Your goal -
Select all lines holding the word "this" from the entries that follow.

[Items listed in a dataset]

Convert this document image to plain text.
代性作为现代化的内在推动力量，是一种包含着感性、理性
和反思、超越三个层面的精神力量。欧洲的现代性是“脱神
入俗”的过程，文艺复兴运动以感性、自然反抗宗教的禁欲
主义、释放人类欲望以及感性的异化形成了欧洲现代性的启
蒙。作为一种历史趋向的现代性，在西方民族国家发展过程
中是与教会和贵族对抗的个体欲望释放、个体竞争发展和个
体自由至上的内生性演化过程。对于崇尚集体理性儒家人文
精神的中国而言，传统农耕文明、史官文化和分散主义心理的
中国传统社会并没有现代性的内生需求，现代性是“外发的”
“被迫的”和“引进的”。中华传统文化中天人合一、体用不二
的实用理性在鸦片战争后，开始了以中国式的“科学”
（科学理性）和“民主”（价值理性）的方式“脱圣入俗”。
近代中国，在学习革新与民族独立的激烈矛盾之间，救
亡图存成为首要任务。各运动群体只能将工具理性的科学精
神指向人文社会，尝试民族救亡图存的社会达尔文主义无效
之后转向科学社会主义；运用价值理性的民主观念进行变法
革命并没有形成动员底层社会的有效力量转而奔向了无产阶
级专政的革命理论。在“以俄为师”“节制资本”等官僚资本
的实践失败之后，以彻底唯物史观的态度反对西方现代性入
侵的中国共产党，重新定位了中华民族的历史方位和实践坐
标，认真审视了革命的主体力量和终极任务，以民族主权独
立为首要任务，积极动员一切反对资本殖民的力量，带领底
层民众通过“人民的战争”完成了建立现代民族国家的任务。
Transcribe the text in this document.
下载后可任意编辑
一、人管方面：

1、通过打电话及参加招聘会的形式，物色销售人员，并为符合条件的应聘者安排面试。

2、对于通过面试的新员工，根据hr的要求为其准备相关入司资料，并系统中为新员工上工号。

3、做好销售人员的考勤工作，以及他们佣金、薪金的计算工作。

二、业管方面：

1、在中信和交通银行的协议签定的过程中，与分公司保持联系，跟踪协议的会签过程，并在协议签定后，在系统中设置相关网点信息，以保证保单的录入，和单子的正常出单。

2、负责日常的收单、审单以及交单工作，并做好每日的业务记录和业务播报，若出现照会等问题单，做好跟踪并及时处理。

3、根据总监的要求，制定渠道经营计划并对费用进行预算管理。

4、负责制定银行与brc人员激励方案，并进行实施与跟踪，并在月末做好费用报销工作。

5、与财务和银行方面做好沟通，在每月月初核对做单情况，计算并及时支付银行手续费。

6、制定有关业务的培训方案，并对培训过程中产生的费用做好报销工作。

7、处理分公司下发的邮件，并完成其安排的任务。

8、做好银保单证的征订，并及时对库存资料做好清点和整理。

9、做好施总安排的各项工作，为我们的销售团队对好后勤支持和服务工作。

Written reply -
Convert this document image to plain text.
Transcribe the text in this document.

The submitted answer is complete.